> [Try it]: Return, from the listing below, each line where the word "category" appears.

> [Information given]:
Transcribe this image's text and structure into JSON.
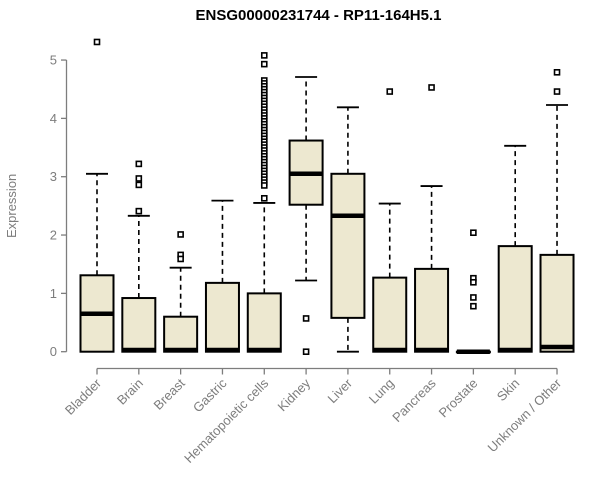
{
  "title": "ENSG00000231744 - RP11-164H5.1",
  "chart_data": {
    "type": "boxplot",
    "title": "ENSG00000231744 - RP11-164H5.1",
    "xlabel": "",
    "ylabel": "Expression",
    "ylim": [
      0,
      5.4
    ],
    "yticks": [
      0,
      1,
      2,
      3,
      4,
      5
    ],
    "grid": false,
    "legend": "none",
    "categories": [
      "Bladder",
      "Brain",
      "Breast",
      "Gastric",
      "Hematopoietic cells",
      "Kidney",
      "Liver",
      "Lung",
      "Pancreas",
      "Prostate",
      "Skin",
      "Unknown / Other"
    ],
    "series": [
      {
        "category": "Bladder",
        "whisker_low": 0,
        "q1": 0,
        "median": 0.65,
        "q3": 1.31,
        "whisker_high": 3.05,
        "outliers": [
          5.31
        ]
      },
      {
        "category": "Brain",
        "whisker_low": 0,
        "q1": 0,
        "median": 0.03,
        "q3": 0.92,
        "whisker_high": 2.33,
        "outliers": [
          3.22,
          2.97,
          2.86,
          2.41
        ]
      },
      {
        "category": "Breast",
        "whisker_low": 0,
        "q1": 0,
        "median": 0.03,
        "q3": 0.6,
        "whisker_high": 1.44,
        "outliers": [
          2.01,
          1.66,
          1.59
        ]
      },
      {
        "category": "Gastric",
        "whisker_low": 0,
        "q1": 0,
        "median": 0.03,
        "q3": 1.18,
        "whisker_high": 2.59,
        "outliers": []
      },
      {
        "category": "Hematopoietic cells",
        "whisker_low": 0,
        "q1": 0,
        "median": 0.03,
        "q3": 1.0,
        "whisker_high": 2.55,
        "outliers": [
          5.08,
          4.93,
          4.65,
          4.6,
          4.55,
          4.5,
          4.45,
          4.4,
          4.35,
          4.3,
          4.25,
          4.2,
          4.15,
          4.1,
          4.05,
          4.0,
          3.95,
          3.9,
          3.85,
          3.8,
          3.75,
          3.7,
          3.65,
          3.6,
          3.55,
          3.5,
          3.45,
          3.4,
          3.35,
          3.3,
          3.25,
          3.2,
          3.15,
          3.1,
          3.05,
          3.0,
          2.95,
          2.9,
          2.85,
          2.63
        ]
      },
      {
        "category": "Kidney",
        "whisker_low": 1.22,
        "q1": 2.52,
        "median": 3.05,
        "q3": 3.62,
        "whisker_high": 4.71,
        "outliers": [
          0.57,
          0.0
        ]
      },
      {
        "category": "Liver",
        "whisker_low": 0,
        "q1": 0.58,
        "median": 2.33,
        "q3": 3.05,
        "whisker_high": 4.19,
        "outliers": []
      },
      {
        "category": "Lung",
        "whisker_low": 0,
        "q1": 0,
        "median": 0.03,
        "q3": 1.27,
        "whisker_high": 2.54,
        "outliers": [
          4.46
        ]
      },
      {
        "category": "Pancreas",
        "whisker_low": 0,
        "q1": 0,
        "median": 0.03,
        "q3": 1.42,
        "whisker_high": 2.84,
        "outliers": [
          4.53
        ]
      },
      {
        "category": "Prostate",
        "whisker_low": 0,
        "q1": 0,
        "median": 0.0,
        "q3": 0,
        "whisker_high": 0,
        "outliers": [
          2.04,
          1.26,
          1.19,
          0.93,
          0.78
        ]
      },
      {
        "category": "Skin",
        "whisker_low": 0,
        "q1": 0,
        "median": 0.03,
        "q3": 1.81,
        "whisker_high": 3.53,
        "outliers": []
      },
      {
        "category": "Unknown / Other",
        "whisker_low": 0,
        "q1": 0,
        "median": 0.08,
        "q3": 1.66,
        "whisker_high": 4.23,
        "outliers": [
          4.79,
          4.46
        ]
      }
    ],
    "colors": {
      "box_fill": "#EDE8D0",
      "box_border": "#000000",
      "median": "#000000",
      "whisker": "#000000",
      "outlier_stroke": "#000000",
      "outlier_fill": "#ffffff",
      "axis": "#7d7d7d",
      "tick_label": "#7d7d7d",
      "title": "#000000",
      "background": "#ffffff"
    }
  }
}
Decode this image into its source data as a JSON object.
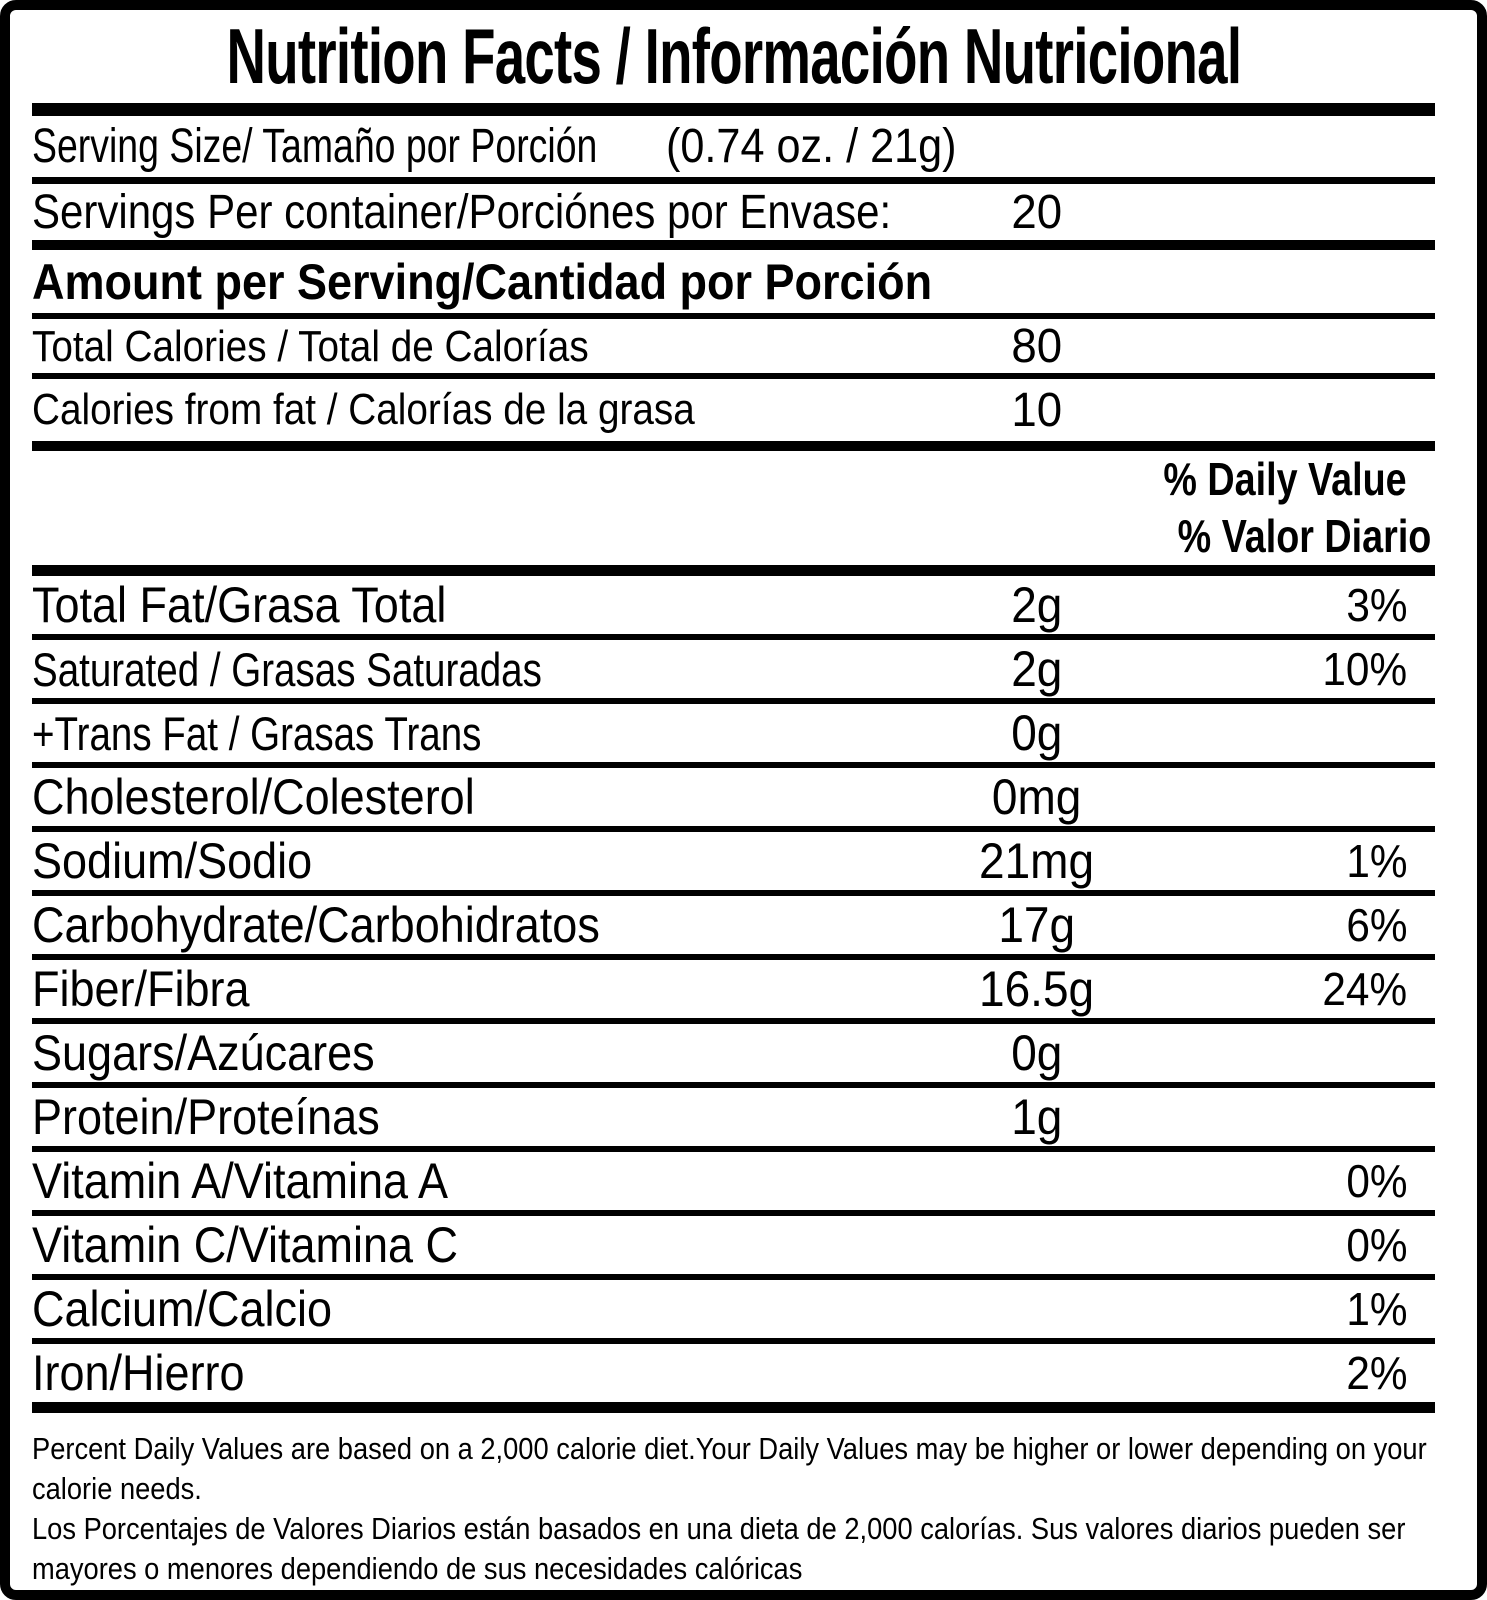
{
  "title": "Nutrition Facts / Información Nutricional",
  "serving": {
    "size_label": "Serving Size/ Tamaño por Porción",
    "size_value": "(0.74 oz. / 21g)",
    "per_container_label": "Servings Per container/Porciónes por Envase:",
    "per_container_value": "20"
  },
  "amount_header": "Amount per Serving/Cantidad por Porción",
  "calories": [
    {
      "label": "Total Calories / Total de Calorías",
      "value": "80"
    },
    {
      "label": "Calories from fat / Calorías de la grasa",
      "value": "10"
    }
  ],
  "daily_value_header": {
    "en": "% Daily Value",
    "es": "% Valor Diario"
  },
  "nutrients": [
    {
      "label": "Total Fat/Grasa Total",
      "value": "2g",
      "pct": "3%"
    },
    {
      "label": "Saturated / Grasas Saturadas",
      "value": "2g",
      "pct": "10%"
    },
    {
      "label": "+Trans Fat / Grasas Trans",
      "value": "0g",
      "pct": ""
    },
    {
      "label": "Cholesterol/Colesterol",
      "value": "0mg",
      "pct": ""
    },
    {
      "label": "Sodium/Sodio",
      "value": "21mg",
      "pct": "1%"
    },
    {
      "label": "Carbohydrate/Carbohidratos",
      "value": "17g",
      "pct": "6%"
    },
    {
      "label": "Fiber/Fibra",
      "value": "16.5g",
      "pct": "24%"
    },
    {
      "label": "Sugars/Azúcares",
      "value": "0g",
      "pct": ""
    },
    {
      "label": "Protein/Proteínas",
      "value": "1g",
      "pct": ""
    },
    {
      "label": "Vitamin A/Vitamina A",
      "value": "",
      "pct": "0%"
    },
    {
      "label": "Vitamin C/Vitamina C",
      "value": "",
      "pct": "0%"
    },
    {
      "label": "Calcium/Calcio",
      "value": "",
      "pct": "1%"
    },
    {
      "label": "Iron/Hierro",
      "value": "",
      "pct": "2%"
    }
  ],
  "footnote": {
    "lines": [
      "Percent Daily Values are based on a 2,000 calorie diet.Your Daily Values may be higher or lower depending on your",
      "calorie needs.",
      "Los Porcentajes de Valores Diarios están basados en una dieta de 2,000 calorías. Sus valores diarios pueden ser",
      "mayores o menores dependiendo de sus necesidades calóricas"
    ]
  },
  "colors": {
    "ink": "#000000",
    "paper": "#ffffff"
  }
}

> [Completed task]:
        "category": "Bladder",
        "category": "Brain",
        "category": "Breast",
        "category": "Gastric",
        "category": "Hematopoietic cells",
        "category": "Kidney",
        "category": "Liver",
        "category": "Lung",
        "category": "Pancreas",
        "category": "Prostate",
        "category": "Skin",
        "category": "Unknown / Other",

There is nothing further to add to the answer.